### Daftar Tugas
(a) Dalam teks bacaan tentang lingkungan Kota Blitar, keputusan menteri apa yang menetapkan senyawa hasil pembakaran batubara sebagai Indeks Standar Pencemar Udara (ISPU)?
(b) Tuliskan lanjutan teks bacaan tentang lingkungan Kota Blitar, dimulai setelah kalimat terakhirnya.
++++ Teks Bacaan
Secara konsep
ideal antara aktifitas manusia dalam memenuhi hajat hidupnya dan kualitas
lingkungan seharusnya dapat berdiri sebagai dua sisi yang saling mendukung. Akan tetapi pada realitanya kedua hal ini
bagai dua sisi yang kontradiktif, dalam arti ketika aktifitas manusia dalam
bentuk apapun mencapai hasil yang memuaskan bagi pihak yang berkepentingan rata
– rata diikuti oleh degradasi mutu lingkungan.
Ada berbagai faktor yang dapat menjelaskan kondisi
tersebut diantaranya adalah pemakaian prinsip ekonomi yang digunakan secara
tidak bijak dimana dengan modal seminimal mungkin mampu mencapai hasil maksimal
tanpa disertai pemikiran keberlanjutan sistem. Hal lainnya adalah kepedulian
tentang kualitas lingkungan yang relatif masih rendah dimana lingkungan akan
terasa penting ketika sudah terjadi bencana akibat ulah manusia. Mungkin masih
banyak lagi alasan untuk lagi untuk dapat menjelaskan kondisi di atas tapi
mungkin lebih baik kita lebih berkonsentrasi untuk melihat sejenak apa yang
bisa kita lakukan untuk mewujudkan sinergi yang harmoni antara aktifitas
manusia dan kualitas lingkungan sehingga tercipta konsep pembangunan
berkelanjutan (sustainable development).
Kota Blitar sebagai Kota kecil yang miskin sumber
daya alam sangat potensial untuk pengembangan program menuju kota yang
berkelanjutan ( Sustainable City)
walaupun pada kenyataannya banyak tantangan yang harus dipikirkan langkah –
langkah untuk menghadapinya.
Tantangan yang pertama adalah fakta masih tercemarnya sebagian sungai di Kota Blitar akibat limbah dari kegiatan industri ( dalam hal ini terutama industri tahu) dan peternakan (khususnya ternak sapi). Khusus untuk industri tahu kondisi akan menjadi lebih kompleks dengan adanya wacana penggunaan batubara sebagai bahan bakar dalam proses produksi. Hal ini disebabkan apabila penggunaan batubara tidak menggunaan tungku pembakaran yang standar dapat berdampak buruk bagi kesehatan dimana dari hasil penelitian menunjukkan hubungan yang signifikan antara penggunaan batubara dan kejadian kanker paru – paru walaupun kajian mengenai hal ini masih harus diperdalam. Hal ini disebabkan hasil pembakaran batubara kaya akan senyawa SO2,NO2,PM (Partikulat matter)/debu dan hidrokarbon yang berdasar KepMenLH Nomor 45 Tahun 1997 ditetapkan sebagai Indeks Standar Pencemar Udara (ISPU) yang berati apabila kadar senyawa – senyawa tersebut melebihi baku mutu akan menyebakan pencemaran udara. Untuk limbah ternak sapi pengolahan limbahnya sangat potensial untuk dijadikan energi terbarukan yaitu biogas karena menurut penelitian bahwa dalam perut sapi secara alami telah ada bakteri methanogenic yang dapat menghasilkan methan. Berdasarkan praktek di lapangan bahwa energi panas yang dihasilkan gas methan lebih besar dan ramah lingkungan daripada pembakaran karbon yang mengahsilkan Karbondioksida (CO2)
++++++++
++++ Data Masukan
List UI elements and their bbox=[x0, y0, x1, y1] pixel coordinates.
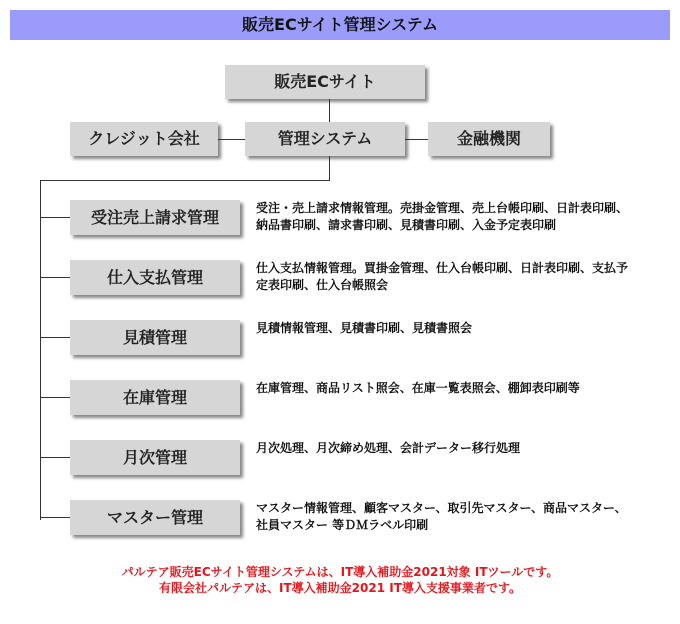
module-box: 在庫管理 bbox=[70, 380, 240, 415]
connector bbox=[40, 517, 70, 518]
connector bbox=[40, 397, 70, 398]
note-line-2: 有限会社パルテアは、IT導入補助金2021 IT導入支援事業者です。 bbox=[159, 581, 521, 595]
connector bbox=[405, 139, 428, 140]
note-line-1: パルテア販売ECサイト管理システムは、IT導入補助金2021対象 ITツールです。 bbox=[121, 565, 559, 579]
connector bbox=[329, 156, 330, 180]
box-financial-institution: 金融機関 bbox=[428, 122, 550, 156]
connector bbox=[218, 139, 245, 140]
module-box: マスター管理 bbox=[70, 500, 240, 535]
module-description: 見積情報管理、見積書印刷、見積書照会 bbox=[256, 321, 473, 335]
page-title: 販売ECサイト管理システム bbox=[10, 10, 670, 40]
connector bbox=[40, 277, 70, 278]
module-box: 受注売上請求管理 bbox=[70, 200, 240, 235]
box-ec-site: 販売ECサイト bbox=[225, 65, 425, 99]
connector bbox=[40, 217, 70, 218]
connector bbox=[40, 180, 41, 520]
connector bbox=[40, 457, 70, 458]
module-description: マスター情報管理、顧客マスター、取引先マスター、商品マスター、社員マスター 等ＤＭラベル印刷 bbox=[256, 501, 627, 532]
module-box: 見積管理 bbox=[70, 320, 240, 355]
connector bbox=[40, 180, 330, 181]
connector bbox=[329, 99, 330, 122]
module-box: 月次管理 bbox=[70, 440, 240, 475]
module-box: 仕入支払管理 bbox=[70, 260, 240, 295]
module-description: 月次処理、月次締め処理、会計データー移行処理 bbox=[256, 441, 521, 455]
box-management-system: 管理システム bbox=[245, 122, 405, 156]
module-description: 仕入支払情報管理。買掛金管理、仕入台帳印刷、日計表印刷、支払予定表印刷、仕入台帳照会 bbox=[256, 261, 629, 292]
box-credit-company: クレジット会社 bbox=[70, 122, 218, 156]
module-description: 在庫管理、商品リスト照会、在庫一覧表照会、棚卸表印刷等 bbox=[256, 381, 580, 395]
module-description: 受注・売上請求情報管理。売掛金管理、売上台帳印刷、日計表印刷、納品書印刷、請求書印刷、見積書印刷、入金予定表印刷 bbox=[256, 201, 629, 232]
connector bbox=[40, 337, 70, 338]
++++++++
### Jawaban Berurutan
(a) KepMenLH Nomor 45 Tahun 1997.

(b)
Tantangan lainnya adalah ancaman rusaknya
kesuburan lahan pertanian sebagai akibat
pupuk anorganik seperti pupuk dari sisa limbah vetsin yang berlebihan. Menurut
beberapa studi dalam jangka waktu yang panjang ternyata penggunaan pupuk
semacam ini dapat mengakibatkan kerusakan kesuburan tanah belum lagi ditambah
polusi bau yang rata – rata ditimbulkan oleh penggunaan pupuk ini. Beberapa
industri pengolahan pupuk organik yang mulai berdiri di Kota Blitar dan
penyuluhan pemakaian pupuk organik dari instansi terkait bisa menjadi langkah
efektif untuk menghadapi tantangan ini. Upaya ini juga selaras dengan
pemasyarakatan pengomposan secara mandiri oleh masyarakat yang saat ini juga
merupakan salah satu program yang sedang dilaksanakan oleh Kota Blitar.
Tantangan
berikutnya adalah ancaman matinya mata air. Selama ini Kota Blitar tercatat
mempunyai mata air yang cukup banyak
namun sejauh ini belum nampak adanya perawatan yang sistematis terhadap
keberadaan mata air tersebut. Untuk menghadapi tantangan ini dapat dilakukan
upaya penghijauan di sekitar mata air , pembangunan talud di daerah sekitar
mata air sebagai perlindungan dan menambah estetika mata air sehingga dapat
lebih menggugah masyarakat untuk lebih proaktif dalam menjaga kelestarian mata
air. Sehingga nantinya bukan air mata yang kita wariskan ke anak cucu tetapi
mata air untuk kelangsungan hidup mereka.
Hal lain yang
menjadi tantangan adalah akses masyarakat Kota Blitar terhadap sarana sanitasi
dasar terutama jamban dan pengolahan
limbah rumah tangga relatif belum
terlalu tinggi. Untuk menghadapi tantangan ini memang diperlukan sinergi yang
baik dari semua stakeholder baik pemerintah maupun masyarakat dan akan menjadi
lebih baik apabila unsur pemberdayaan masyarakat lebih dikedepankan. Hal ini selaras dengan program unggulan
Kota Blitar yaitu Gerakan Perang Melawan Kemiskinan (GPMK). Berdasarkan upaya
tersebut diharapkan pada tahun 2015 nanti Kota Blitar dapat mencapai target
kesepuluh dari Millenium Development Goals (MDGs) yaitu menurunkan separuh
proporsi masyarakat yang tidak mempunyai akses terhadap sarana sanitasi dasar.
Mungkin masih banyak tantangan – tantangan lain
dalam usaha mewujudkan Kota Blitar sebagai Kota dengan program dan kegiatan
pembangunan yang berkelanjutan (Sustainable
city) dan kita semua berharap kerjasama yang baik dari semua stakeholder
dalam mewujudkannya. Selaras dengan sistem manajemen pembangunan partisipatif
diharapkan masyarakat juga lebih proaktif untuk mengisi pembangunan di Kota
Blitar yang tentunya harus diimbangi dengan peningkatan kepedulian terhadap
lingkungan sehingga tercipta keseimbangan alam.
(Dimuat Jawa Pos Radar Blitar 18 Februari 2010)
(Dimuat Jawa Pos Radar Blitar 18 Februari 2010)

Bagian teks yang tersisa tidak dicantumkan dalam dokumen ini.